**Written problem:** What is the number of lines containing the string "separate"? Answer with the number only.

## Begin

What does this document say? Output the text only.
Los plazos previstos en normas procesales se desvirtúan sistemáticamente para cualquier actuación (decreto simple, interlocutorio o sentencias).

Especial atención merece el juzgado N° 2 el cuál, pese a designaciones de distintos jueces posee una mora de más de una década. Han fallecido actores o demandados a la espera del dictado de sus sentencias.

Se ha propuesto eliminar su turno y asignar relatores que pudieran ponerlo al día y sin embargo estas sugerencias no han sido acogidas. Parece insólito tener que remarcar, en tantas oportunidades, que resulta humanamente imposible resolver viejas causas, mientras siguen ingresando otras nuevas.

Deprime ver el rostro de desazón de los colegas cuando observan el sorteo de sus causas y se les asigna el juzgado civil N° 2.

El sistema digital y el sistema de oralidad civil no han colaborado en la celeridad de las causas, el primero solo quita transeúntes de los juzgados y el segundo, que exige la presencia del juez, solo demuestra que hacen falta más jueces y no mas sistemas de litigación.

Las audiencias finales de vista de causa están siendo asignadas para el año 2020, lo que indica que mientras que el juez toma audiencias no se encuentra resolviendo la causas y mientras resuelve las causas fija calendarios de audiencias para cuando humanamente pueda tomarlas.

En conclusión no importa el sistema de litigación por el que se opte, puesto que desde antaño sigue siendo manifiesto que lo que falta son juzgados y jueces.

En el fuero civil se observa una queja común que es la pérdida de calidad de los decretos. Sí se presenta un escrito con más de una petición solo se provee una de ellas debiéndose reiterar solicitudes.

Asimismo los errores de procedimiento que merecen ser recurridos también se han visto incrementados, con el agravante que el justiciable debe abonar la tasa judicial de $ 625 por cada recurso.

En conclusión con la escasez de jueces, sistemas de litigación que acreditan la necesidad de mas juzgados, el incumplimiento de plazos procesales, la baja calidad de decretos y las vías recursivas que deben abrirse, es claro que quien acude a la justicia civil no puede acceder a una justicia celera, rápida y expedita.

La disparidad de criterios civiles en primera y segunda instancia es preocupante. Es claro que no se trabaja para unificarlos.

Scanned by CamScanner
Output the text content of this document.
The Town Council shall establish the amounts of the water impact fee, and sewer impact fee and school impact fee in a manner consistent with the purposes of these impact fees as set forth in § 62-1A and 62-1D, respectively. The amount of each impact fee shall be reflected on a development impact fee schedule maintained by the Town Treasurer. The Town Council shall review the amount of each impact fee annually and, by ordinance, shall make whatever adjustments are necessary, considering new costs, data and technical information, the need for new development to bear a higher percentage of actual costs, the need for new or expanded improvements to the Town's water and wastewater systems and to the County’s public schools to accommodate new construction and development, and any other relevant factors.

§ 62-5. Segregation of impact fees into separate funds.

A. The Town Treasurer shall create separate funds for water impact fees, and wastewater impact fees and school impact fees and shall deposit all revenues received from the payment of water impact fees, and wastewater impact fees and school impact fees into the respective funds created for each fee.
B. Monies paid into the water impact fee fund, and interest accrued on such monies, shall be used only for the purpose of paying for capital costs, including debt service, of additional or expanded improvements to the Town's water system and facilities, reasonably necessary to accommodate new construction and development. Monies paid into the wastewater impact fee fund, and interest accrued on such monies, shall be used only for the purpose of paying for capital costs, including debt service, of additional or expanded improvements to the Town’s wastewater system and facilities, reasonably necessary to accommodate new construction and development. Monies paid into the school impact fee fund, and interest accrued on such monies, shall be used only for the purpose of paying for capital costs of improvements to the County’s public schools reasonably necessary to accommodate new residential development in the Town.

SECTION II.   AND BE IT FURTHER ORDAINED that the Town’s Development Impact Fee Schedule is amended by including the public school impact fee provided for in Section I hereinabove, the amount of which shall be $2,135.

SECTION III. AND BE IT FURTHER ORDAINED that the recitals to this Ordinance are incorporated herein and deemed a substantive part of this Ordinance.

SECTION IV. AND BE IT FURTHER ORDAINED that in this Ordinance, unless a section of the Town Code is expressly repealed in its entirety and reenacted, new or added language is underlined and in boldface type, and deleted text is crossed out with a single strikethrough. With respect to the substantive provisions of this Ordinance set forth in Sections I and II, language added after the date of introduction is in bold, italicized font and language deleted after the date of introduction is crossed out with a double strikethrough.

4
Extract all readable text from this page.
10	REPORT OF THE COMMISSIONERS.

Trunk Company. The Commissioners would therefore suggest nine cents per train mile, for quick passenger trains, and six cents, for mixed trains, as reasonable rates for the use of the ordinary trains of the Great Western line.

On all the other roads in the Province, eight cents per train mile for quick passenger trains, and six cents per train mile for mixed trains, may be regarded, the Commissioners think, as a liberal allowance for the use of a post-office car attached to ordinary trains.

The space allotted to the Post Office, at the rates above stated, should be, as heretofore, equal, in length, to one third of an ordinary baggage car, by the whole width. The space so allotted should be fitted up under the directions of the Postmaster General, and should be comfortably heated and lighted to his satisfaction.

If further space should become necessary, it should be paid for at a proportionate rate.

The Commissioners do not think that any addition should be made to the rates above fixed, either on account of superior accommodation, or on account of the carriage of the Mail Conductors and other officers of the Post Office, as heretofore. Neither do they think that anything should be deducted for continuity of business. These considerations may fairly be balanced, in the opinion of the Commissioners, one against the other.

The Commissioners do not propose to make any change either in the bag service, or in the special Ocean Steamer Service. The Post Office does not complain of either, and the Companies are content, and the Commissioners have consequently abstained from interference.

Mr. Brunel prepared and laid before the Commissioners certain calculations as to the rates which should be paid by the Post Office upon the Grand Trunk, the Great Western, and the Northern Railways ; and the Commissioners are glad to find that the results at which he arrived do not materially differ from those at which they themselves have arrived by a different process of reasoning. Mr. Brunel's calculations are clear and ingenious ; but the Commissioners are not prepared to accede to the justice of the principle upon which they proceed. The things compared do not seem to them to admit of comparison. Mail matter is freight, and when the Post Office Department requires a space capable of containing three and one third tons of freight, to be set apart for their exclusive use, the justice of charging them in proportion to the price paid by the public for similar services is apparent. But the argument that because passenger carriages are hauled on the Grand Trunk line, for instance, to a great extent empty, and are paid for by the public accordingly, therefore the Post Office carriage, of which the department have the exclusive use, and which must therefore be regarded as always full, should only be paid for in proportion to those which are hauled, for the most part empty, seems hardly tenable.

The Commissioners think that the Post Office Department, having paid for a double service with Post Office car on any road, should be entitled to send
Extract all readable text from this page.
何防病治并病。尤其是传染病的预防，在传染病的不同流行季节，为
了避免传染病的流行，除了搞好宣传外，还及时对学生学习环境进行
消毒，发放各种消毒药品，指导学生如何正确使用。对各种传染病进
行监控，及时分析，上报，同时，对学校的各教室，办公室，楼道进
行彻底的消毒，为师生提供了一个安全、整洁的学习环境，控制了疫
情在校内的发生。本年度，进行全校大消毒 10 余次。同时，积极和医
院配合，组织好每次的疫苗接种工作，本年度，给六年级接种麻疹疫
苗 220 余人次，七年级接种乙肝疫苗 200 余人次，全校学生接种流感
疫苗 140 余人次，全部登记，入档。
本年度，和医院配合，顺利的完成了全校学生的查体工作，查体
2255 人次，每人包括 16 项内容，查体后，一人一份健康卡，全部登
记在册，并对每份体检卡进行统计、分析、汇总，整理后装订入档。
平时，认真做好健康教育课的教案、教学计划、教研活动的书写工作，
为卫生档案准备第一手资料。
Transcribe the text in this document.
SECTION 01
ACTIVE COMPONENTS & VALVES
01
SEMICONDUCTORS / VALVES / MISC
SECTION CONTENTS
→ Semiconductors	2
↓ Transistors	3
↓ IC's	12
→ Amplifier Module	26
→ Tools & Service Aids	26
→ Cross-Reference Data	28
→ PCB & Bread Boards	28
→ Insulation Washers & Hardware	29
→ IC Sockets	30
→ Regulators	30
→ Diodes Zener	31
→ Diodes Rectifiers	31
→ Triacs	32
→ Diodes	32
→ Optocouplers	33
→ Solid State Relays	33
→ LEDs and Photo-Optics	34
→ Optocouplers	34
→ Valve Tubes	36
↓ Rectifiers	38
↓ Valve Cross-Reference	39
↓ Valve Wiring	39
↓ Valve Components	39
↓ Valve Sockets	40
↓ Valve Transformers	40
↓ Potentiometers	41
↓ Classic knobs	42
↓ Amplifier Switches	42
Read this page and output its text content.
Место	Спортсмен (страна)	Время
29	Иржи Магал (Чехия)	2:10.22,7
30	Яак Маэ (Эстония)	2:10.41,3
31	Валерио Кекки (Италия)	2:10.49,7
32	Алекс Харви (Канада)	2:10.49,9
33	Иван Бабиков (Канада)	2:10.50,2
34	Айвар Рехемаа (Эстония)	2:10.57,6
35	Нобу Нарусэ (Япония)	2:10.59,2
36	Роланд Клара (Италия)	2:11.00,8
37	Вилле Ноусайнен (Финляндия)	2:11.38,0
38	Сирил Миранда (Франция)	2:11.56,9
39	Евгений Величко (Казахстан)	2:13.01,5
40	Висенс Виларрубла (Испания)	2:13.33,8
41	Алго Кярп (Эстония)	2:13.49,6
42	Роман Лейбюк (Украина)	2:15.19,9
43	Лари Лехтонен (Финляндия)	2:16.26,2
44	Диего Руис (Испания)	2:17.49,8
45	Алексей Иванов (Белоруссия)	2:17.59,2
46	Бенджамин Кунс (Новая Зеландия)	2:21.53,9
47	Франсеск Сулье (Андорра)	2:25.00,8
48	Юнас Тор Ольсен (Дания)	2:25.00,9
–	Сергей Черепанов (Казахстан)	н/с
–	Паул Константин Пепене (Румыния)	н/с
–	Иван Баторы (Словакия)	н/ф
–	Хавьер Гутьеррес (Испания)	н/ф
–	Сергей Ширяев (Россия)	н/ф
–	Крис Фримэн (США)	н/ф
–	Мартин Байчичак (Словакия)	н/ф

## End

**Solution:** 2